** start of Records supplied **

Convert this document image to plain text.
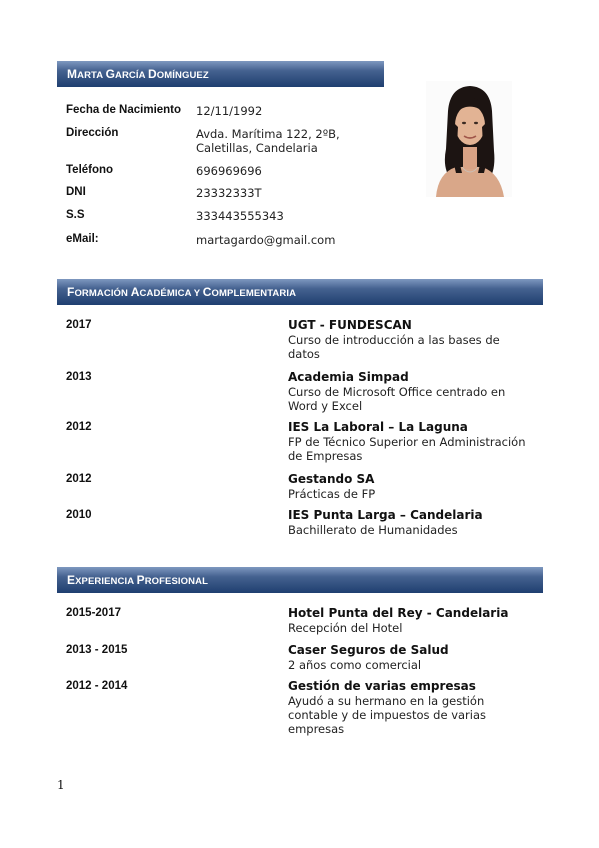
MARTA GARCÍA DOMÍNGUEZ
Fecha de Nacimiento 12/11/1992
Dirección	Avda. Marítima 122, 2ºB, Caletillas, Candelaria
Teléfono	696969696
DNI	23332333T
S.S	333443555343
eMail:	martagardo@gmail.com
FORMACIÓN ACADÉMICA Y COMPLEMENTARIA
2017	UGT - FUNDESCAN
Curso de introducción a las bases de datos
2013	Academia Simpad
Curso de Microsoft Office centrado en Word y Excel
2012	IES La Laboral – La Laguna
FP de Técnico Superior en Administración de Empresas
2012	Gestando SA
Prácticas de FP
2010	IES Punta Larga – Candelaria
Bachillerato de Humanidades
EXPERIENCIA PROFESIONAL
2015-2017	Hotel Punta del Rey - Candelaria
Recepción del Hotel
2013 - 2015	Caser Seguros de Salud
2 años como comercial
2012 - 2014	Gestión de varias empresas
Ayudó a su hermano en la gestión contable y de impuestos de varias empresas
1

** end of Records supplied **

• Challenge:
Pictures are to be left out; the records above must be repeated word for word.

• Output for this exercise:
Convert this document image to plain text.
MARTA GARCÍA DOMÍNGUEZ
Fecha de Nacimiento 12/11/1992
Dirección	Avda. Marítima 122, 2ºB, Caletillas, Candelaria
Teléfono	696969696
DNI	23332333T
S.S	333443555343
eMail:	martagardo@gmail.com
FORMACIÓN ACADÉMICA Y COMPLEMENTARIA
2017	UGT - FUNDESCAN
Curso de introducción a las bases de datos
2013	Academia Simpad
Curso de Microsoft Office centrado en Word y Excel
2012	IES La Laboral – La Laguna
FP de Técnico Superior en Administración de Empresas
2012	Gestando SA
Prácticas de FP
2010	IES Punta Larga – Candelaria
Bachillerato de Humanidades
EXPERIENCIA PROFESIONAL
2015-2017	Hotel Punta del Rey - Candelaria
Recepción del Hotel
2013 - 2015	Caser Seguros de Salud
2 años como comercial
2012 - 2014	Gestión de varias empresas
Ayudó a su hermano en la gestión contable y de impuestos de varias empresas
1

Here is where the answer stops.